Instructions for the task: Scan the lines below for "band"; report the number of lines that contain it, and only that.
[begin Recorded data]
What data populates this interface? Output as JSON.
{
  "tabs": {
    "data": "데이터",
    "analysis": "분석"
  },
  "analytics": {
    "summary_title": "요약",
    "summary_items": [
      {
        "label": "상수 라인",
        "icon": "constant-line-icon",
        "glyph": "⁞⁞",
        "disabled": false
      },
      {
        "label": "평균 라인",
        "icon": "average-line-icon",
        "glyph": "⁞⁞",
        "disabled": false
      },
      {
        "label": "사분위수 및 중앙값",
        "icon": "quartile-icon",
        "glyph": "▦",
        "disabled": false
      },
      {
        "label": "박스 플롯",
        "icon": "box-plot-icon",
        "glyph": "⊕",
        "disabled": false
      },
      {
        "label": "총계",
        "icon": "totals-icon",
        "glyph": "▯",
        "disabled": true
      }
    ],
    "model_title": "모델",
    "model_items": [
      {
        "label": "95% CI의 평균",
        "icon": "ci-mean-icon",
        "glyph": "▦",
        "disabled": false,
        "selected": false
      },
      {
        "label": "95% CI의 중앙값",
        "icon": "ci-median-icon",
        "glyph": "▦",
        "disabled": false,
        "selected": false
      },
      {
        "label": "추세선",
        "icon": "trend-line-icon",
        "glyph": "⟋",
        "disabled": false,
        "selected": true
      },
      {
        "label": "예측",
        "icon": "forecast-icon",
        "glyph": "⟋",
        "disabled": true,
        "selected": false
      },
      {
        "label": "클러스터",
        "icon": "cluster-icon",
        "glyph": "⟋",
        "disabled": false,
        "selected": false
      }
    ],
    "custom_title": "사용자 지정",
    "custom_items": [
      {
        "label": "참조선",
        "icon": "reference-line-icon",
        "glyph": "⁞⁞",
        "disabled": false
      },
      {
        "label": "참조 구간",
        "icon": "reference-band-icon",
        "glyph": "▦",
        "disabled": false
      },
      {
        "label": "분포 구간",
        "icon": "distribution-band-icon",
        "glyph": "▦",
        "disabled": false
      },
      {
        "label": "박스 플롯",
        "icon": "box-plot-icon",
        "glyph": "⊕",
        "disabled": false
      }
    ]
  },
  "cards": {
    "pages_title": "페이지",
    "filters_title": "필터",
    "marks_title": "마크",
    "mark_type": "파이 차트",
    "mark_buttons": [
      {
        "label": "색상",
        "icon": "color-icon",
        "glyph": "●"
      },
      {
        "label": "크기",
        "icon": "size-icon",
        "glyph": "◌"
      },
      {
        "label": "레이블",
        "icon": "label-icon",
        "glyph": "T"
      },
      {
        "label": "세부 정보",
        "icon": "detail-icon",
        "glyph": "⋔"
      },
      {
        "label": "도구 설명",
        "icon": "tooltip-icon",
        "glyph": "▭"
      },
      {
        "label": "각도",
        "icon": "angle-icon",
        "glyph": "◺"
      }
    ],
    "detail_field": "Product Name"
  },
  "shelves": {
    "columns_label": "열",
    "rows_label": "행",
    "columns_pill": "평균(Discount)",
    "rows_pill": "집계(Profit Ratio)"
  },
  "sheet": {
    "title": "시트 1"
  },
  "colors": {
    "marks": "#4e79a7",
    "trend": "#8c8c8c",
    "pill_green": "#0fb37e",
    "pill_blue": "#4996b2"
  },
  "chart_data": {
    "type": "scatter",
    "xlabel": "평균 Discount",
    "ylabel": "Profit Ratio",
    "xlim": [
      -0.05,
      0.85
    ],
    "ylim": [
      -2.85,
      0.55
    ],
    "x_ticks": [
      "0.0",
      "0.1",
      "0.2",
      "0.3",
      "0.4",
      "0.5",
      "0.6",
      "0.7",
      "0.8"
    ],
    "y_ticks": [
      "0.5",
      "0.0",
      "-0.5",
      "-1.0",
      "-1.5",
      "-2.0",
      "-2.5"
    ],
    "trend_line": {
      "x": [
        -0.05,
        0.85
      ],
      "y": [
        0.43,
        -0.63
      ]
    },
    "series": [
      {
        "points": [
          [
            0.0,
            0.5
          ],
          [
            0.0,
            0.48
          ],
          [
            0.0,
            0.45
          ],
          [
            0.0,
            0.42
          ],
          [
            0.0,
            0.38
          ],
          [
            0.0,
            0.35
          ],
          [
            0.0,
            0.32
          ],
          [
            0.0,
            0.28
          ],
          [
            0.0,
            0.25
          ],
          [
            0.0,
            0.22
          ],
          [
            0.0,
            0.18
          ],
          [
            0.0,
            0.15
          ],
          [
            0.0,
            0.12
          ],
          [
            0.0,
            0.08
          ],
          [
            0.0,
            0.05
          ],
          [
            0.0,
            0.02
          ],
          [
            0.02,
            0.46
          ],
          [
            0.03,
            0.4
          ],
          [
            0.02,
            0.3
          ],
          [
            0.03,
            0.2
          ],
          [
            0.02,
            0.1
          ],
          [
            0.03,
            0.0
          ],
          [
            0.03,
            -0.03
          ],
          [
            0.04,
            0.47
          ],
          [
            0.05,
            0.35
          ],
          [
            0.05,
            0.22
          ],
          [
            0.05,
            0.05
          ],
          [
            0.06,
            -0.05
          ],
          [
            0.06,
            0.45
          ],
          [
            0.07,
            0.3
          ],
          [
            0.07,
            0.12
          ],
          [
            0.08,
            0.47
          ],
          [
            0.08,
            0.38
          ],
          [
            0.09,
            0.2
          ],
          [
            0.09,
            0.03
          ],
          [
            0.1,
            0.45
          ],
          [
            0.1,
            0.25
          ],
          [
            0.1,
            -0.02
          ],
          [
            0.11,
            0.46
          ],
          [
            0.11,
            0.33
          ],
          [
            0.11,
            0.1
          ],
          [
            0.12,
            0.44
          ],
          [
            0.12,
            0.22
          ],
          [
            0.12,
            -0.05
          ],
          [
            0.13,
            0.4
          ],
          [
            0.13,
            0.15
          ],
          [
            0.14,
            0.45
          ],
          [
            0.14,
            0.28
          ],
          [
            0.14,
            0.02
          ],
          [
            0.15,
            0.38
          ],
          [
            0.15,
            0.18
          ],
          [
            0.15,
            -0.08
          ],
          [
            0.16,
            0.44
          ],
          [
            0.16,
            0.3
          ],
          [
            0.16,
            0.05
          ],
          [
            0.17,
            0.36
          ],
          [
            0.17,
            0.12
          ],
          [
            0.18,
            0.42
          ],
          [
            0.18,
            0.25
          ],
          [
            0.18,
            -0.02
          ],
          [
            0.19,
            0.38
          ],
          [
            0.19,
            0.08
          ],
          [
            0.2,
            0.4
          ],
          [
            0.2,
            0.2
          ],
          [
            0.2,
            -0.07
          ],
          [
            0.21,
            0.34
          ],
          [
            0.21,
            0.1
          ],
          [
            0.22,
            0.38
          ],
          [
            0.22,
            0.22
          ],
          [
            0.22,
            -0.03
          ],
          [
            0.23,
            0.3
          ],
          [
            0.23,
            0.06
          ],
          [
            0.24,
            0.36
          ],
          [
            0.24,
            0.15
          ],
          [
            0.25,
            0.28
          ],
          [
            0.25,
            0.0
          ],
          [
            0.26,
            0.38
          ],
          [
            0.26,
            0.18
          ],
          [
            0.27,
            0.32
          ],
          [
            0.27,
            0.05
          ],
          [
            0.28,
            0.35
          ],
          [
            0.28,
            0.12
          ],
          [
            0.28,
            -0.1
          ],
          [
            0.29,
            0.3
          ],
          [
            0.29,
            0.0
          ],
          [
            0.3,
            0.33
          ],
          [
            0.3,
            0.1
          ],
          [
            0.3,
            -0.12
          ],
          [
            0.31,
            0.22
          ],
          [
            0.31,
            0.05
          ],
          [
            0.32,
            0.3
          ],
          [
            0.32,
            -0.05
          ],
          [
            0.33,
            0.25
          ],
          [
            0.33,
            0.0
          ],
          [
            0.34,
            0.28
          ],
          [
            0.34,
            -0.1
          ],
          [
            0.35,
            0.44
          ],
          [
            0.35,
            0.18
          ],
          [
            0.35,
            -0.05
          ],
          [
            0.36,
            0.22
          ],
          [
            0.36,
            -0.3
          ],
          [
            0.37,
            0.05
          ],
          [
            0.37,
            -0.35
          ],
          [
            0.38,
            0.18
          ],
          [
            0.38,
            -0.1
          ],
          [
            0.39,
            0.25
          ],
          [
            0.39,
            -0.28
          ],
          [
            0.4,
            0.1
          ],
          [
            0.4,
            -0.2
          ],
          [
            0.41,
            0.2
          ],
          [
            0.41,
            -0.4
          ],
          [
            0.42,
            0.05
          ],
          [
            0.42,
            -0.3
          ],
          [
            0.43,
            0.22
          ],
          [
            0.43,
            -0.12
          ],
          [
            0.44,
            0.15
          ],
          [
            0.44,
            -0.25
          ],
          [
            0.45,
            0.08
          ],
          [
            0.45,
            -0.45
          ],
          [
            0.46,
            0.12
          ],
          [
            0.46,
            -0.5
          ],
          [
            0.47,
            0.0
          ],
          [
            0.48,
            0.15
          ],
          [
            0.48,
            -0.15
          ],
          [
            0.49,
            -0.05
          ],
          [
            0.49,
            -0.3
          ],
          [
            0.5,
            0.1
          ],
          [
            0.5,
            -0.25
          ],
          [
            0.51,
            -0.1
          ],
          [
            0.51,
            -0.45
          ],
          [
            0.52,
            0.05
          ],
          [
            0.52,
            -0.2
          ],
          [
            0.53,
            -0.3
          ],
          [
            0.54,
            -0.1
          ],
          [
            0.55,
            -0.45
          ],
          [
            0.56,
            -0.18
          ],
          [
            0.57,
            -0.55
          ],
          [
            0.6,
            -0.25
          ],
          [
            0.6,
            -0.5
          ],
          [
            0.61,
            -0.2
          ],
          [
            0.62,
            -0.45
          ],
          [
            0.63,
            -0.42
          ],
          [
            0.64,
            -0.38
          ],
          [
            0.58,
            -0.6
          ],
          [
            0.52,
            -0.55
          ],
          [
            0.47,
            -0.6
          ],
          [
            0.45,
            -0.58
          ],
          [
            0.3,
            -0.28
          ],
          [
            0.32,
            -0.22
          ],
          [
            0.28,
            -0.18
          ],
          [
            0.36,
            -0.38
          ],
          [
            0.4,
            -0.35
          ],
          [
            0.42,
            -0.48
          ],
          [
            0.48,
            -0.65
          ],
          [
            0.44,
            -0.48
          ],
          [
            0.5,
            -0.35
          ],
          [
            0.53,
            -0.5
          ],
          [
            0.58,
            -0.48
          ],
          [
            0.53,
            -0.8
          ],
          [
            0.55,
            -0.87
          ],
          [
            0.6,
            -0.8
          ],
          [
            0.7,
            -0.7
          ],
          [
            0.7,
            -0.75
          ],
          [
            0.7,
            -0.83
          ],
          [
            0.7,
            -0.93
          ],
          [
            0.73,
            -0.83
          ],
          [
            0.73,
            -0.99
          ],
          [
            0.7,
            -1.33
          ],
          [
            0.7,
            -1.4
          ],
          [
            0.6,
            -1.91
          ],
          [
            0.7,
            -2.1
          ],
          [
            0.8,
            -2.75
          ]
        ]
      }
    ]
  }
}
[end Recorded data]
Result of the task: 2